▸ WHAT THIS TASK INVOLVES:
Find every line in the records below that holds the word "applications", and copy each one.

▸ GIVEN RECORDS:

>> BEGIN

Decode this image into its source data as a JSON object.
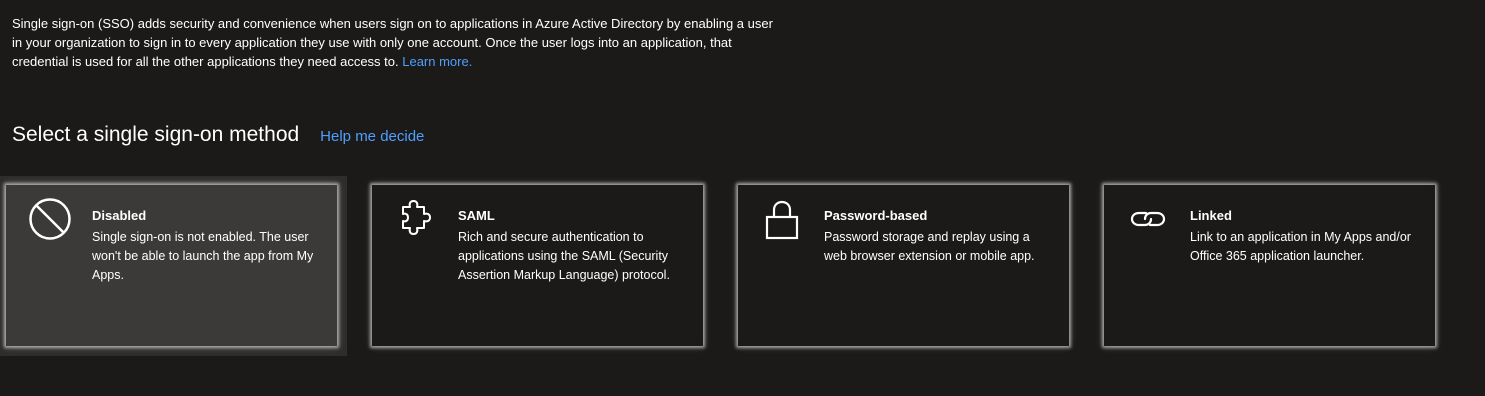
{
  "intro": {
    "text": "Single sign-on (SSO) adds security and convenience when users sign on to applications in Azure Active Directory by enabling a user in your organization to sign in to every application they use with only one account. Once the user logs into an application, that credential is used for all the other applications they need access to.",
    "learn_more": "Learn more."
  },
  "section": {
    "heading": "Select a single sign-on method",
    "help_link": "Help me decide"
  },
  "cards": [
    {
      "icon": "disabled-icon",
      "title": "Disabled",
      "description": "Single sign-on is not enabled. The user won't be able to launch the app from My Apps."
    },
    {
      "icon": "puzzle-piece-icon",
      "title": "SAML",
      "description": "Rich and secure authentication to applications using the SAML (Security Assertion Markup Language) protocol."
    },
    {
      "icon": "lock-icon",
      "title": "Password-based",
      "description": "Password storage and replay using a web browser extension or mobile app."
    },
    {
      "icon": "link-icon",
      "title": "Linked",
      "description": "Link to an application in My Apps and/or Office 365 application launcher."
    }
  ],
  "colors": {
    "background": "#1b1a19",
    "selected_card": "#3b3a39",
    "link": "#4f9fff"
  }
}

>> END

▸ EXERCISE RESULT:
    "text": "Single sign-on (SSO) adds security and convenience when users sign on to applications in Azure Active Directory by enabling a user in your organization to sign in to every application they use with only one account. Once the user logs into an application, that credential is used for all the other applications they need access to.",
      "description": "Rich and secure authentication to applications using the SAML (Security Assertion Markup Language) protocol."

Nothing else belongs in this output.